>> START Record extracts

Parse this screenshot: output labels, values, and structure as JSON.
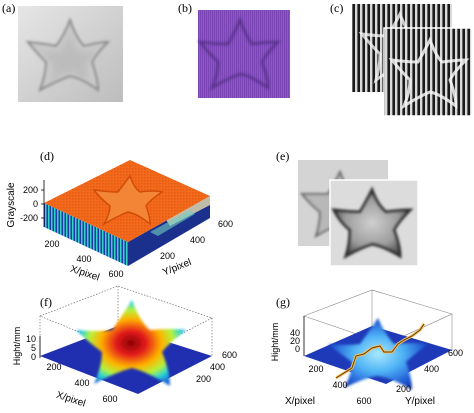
{
  "figure": {
    "panels": {
      "a": {
        "label": "(a)"
      },
      "b": {
        "label": "(b)"
      },
      "c": {
        "label": "(c)"
      },
      "d": {
        "label": "(d)",
        "z_title": "Grayscale",
        "x_title": "X/pixel",
        "y_title": "Y/pixel",
        "z_ticks": [
          "200",
          "0",
          "-200"
        ],
        "x_ticks": [
          "200",
          "400",
          "600"
        ],
        "y_ticks": [
          "200",
          "400",
          "600"
        ]
      },
      "e": {
        "label": "(e)"
      },
      "f": {
        "label": "(f)",
        "z_title": "Hight/mm",
        "x_title": "X/pixel",
        "z_ticks": [
          "10",
          "5",
          "0"
        ],
        "x_ticks": [
          "200",
          "400",
          "600"
        ],
        "y_ticks": [
          "200",
          "400",
          "600"
        ]
      },
      "g": {
        "label": "(g)",
        "z_title": "Hight/mm",
        "x_title": "X/pixel",
        "y_title": "Y/pixel",
        "z_ticks": [
          "40",
          "20",
          "0"
        ],
        "x_ticks": [
          "200",
          "400",
          "600"
        ],
        "y_ticks": [
          "200",
          "400",
          "600"
        ]
      }
    }
  }
}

>> END Record extracts

Work to be completed
Return the listing above in full and without alteration, excluding its pictures.

The completed task
Parse this screenshot: output labels, values, and structure as JSON.
{
  "figure": {
    "panels": {
      "a": {
        "label": "(a)"
      },
      "b": {
        "label": "(b)"
      },
      "c": {
        "label": "(c)"
      },
      "d": {
        "label": "(d)",
        "z_title": "Grayscale",
        "x_title": "X/pixel",
        "y_title": "Y/pixel",
        "z_ticks": [
          "200",
          "0",
          "-200"
        ],
        "x_ticks": [
          "200",
          "400",
          "600"
        ],
        "y_ticks": [
          "200",
          "400",
          "600"
        ]
      },
      "e": {
        "label": "(e)"
      },
      "f": {
        "label": "(f)",
        "z_title": "Hight/mm",
        "x_title": "X/pixel",
        "z_ticks": [
          "10",
          "5",
          "0"
        ],
        "x_ticks": [
          "200",
          "400",
          "600"
        ],
        "y_ticks": [
          "200",
          "400",
          "600"
        ]
      },
      "g": {
        "label": "(g)",
        "z_title": "Hight/mm",
        "x_title": "X/pixel",
        "y_title": "Y/pixel",
        "z_ticks": [
          "40",
          "20",
          "0"
        ],
        "x_ticks": [
          "200",
          "400",
          "600"
        ],
        "y_ticks": [
          "200",
          "400",
          "600"
        ]
      }
    }
  }
}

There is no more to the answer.